**What you should do:**
Please work out how many lines in the material contain "time" and give only that figure.

- - - - -

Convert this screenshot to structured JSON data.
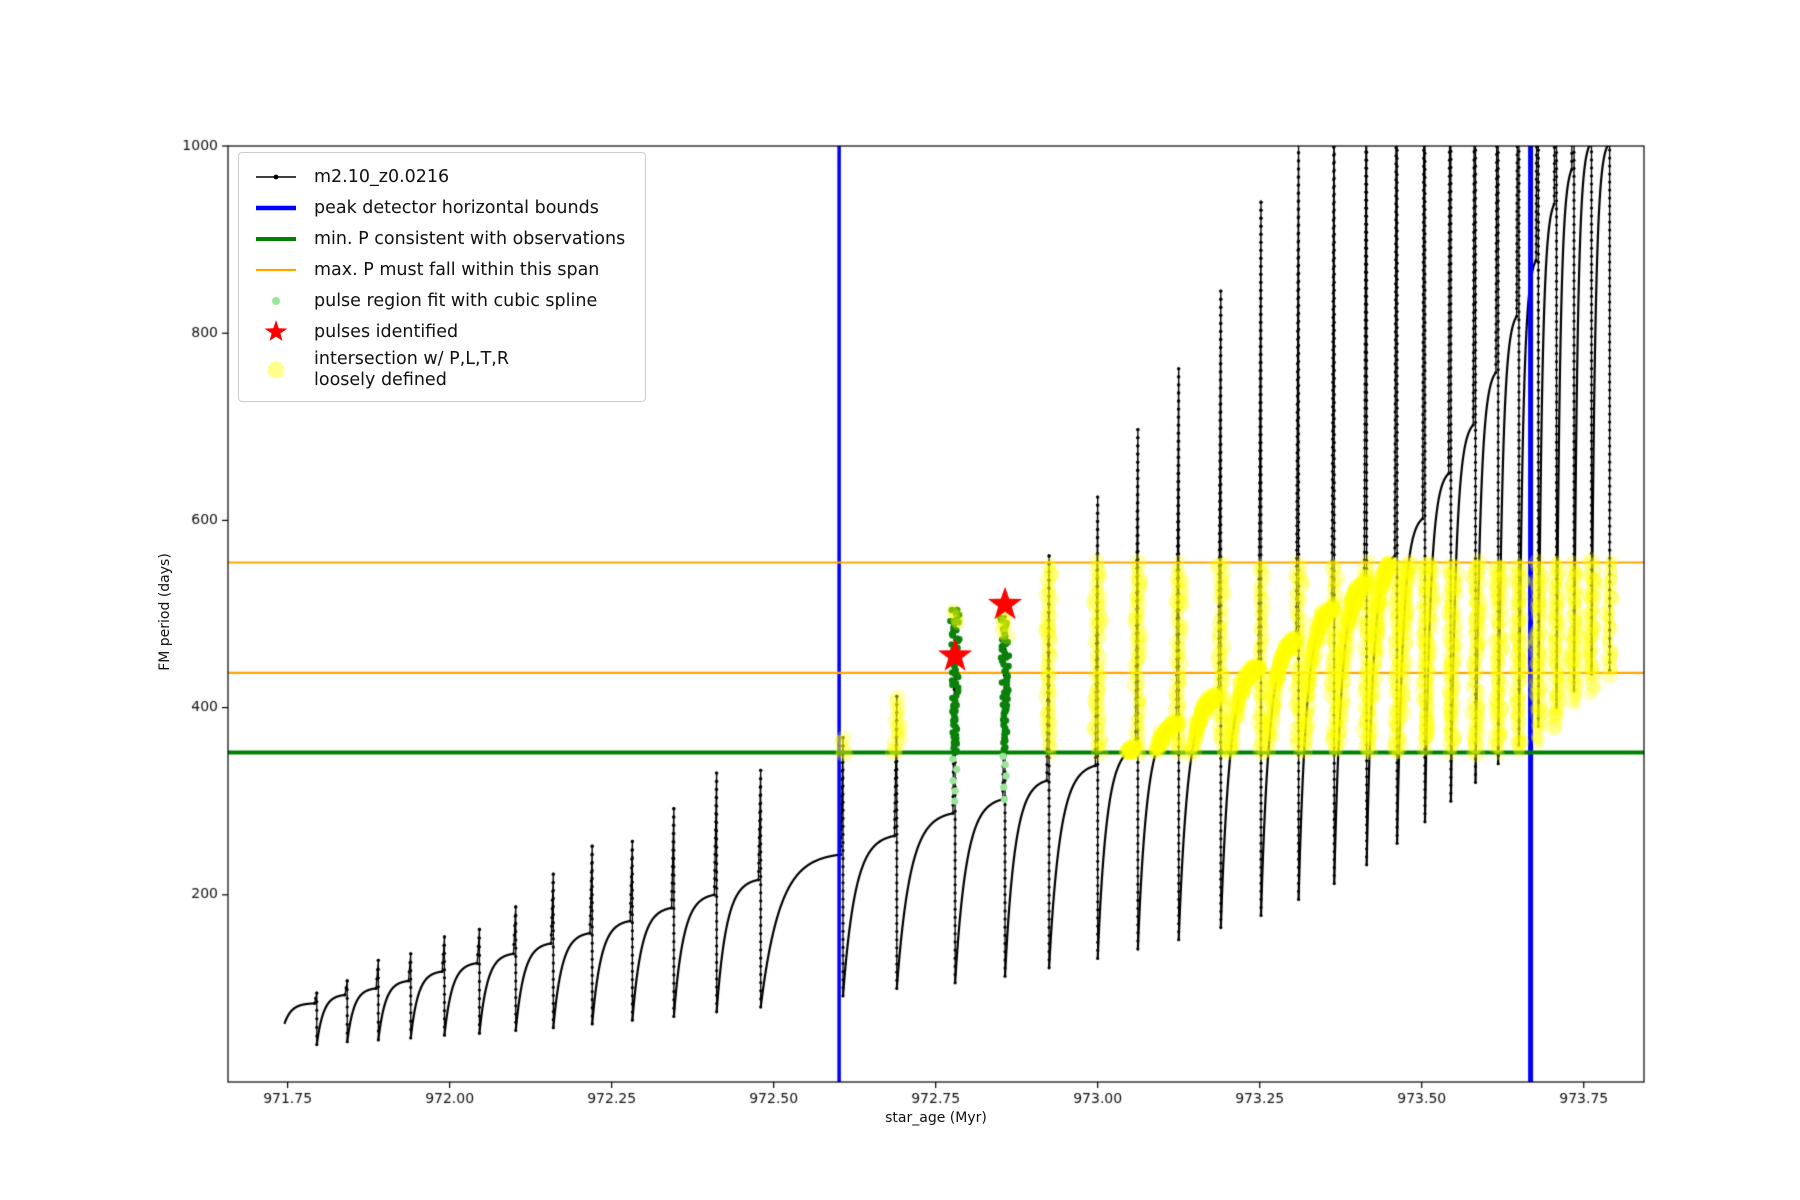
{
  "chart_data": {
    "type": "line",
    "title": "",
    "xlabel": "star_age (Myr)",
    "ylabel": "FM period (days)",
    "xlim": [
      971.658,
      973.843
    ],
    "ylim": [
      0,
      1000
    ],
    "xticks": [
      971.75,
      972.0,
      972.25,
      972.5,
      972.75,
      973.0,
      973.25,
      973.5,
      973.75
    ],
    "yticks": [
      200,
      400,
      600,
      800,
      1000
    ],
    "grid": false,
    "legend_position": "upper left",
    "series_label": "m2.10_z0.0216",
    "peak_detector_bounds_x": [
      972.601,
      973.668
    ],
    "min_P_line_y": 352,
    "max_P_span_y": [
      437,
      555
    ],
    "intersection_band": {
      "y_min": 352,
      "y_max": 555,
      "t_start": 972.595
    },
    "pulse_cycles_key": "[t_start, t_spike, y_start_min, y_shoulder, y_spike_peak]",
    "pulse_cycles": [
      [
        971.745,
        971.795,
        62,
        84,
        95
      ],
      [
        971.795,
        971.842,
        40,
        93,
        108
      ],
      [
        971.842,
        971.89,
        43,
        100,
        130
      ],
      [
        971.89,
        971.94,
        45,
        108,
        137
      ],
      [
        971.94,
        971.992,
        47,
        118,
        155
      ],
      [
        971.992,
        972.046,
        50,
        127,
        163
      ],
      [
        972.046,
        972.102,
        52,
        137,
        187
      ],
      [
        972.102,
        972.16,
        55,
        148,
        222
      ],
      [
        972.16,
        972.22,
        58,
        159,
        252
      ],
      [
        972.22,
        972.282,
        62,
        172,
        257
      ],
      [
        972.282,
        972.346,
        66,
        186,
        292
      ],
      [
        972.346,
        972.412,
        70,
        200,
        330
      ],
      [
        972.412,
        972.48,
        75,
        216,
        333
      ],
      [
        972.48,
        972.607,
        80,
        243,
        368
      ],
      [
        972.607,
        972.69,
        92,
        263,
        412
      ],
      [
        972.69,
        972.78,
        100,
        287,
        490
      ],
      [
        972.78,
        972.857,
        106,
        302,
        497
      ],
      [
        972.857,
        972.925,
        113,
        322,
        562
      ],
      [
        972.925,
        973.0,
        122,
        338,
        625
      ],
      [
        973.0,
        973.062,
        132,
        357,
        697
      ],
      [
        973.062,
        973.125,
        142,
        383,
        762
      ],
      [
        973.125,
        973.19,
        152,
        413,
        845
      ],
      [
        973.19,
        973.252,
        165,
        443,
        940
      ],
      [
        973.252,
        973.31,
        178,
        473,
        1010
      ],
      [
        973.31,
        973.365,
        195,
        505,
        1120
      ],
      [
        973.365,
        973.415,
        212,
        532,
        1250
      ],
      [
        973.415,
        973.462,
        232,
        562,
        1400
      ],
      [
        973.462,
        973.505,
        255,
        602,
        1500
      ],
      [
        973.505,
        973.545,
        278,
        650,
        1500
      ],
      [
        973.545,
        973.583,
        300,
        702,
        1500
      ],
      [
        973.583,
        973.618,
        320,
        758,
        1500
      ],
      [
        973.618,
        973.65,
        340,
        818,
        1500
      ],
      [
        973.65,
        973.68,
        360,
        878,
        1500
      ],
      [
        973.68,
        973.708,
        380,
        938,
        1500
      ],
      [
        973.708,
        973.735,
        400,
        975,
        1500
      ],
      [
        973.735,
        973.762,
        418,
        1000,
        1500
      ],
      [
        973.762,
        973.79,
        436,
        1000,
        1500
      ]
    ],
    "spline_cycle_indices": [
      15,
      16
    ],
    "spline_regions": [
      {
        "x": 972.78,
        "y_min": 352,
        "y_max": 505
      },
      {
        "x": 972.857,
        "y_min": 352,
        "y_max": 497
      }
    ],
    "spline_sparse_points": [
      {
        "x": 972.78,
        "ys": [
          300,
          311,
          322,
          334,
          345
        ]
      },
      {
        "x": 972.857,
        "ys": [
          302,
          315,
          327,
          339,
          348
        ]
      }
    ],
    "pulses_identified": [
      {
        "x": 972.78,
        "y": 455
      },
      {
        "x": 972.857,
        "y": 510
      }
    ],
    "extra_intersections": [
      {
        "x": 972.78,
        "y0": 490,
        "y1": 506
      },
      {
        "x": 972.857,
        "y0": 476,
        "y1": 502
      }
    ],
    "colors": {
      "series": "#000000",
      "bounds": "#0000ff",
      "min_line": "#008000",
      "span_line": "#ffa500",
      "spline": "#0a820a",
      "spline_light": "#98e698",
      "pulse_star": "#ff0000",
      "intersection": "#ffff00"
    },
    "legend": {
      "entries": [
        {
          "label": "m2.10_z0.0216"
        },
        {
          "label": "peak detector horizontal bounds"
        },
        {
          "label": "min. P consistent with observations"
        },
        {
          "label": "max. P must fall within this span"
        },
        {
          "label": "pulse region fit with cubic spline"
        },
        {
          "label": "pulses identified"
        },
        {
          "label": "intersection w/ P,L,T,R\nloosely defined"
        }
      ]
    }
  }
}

- - - - -

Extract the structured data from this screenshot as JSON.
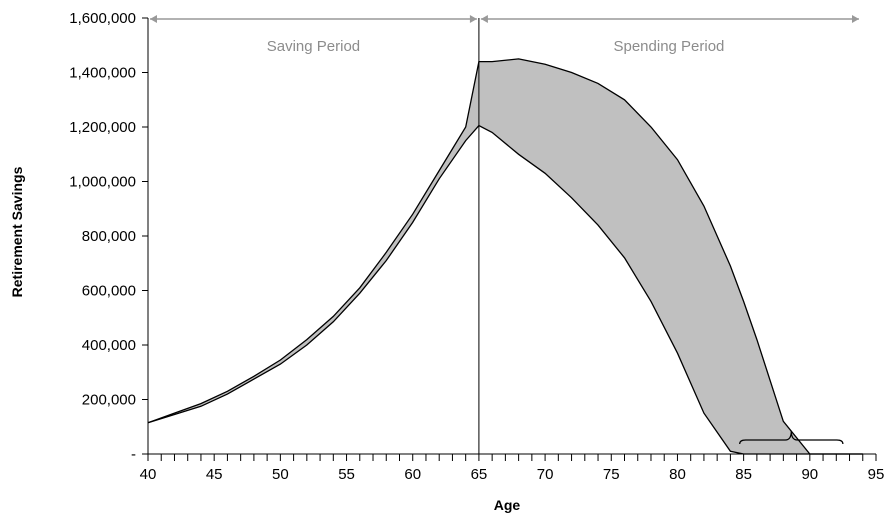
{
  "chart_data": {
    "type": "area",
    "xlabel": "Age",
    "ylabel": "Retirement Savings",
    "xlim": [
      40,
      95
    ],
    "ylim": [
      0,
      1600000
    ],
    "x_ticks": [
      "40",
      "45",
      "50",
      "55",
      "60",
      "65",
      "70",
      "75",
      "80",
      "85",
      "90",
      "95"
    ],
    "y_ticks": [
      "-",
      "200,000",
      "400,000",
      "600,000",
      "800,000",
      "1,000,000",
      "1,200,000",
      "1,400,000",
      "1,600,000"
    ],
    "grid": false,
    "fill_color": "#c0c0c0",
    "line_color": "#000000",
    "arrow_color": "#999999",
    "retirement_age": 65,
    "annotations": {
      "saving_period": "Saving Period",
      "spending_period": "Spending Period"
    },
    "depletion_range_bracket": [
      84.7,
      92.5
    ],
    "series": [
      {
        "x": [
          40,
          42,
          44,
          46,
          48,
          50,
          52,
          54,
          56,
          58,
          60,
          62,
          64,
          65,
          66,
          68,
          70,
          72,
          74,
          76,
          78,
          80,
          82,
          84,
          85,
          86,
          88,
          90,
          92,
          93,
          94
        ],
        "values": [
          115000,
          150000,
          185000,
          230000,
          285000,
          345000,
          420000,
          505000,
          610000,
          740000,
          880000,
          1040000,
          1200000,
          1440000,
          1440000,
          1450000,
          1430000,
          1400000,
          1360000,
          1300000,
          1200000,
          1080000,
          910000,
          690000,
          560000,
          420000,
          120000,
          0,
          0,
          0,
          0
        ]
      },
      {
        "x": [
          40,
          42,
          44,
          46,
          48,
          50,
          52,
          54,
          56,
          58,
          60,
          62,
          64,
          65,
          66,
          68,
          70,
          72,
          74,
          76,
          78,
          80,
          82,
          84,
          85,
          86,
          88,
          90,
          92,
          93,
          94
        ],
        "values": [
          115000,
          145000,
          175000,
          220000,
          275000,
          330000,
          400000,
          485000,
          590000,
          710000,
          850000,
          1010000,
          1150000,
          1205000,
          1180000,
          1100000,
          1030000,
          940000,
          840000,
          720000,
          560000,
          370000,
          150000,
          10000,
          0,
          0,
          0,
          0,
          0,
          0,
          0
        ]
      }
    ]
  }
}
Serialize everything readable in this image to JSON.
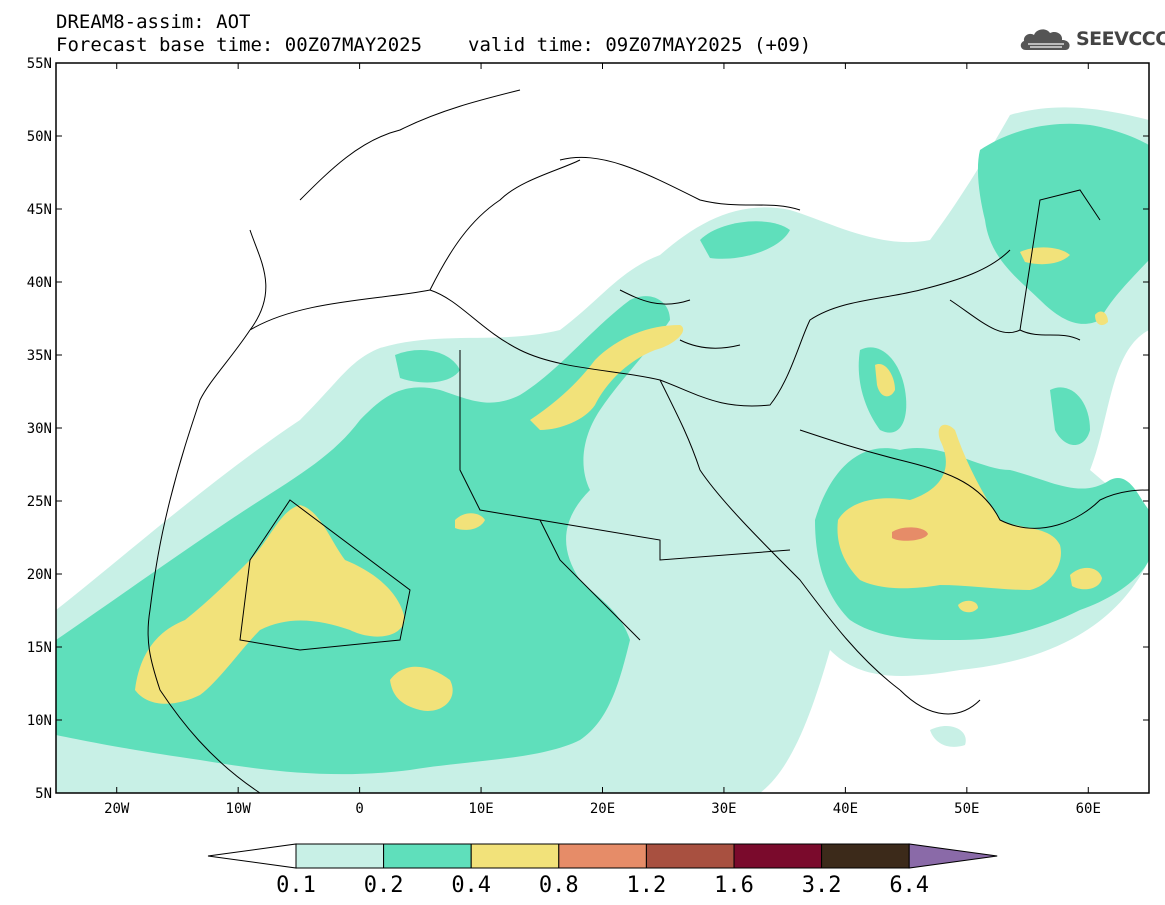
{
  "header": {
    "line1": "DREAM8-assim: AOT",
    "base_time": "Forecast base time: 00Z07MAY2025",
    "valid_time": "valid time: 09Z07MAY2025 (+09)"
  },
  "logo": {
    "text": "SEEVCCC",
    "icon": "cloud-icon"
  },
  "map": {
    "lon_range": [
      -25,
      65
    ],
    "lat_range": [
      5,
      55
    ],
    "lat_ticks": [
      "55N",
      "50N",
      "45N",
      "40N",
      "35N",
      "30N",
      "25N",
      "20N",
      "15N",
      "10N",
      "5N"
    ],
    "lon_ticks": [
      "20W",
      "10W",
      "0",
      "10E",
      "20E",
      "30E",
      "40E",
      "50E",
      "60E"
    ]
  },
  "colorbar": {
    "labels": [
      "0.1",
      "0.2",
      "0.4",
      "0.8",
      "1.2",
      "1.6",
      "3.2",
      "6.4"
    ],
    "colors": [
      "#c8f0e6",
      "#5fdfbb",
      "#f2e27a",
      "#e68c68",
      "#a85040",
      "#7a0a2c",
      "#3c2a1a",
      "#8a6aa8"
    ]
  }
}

- - - - -

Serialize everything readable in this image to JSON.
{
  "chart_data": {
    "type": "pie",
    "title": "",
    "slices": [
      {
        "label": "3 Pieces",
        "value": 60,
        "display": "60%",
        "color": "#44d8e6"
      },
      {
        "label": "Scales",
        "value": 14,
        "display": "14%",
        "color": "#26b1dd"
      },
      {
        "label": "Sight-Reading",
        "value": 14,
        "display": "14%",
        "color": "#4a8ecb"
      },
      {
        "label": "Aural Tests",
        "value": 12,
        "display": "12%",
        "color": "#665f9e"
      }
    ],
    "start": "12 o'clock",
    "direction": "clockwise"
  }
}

- - - - -

**Written reply:**
2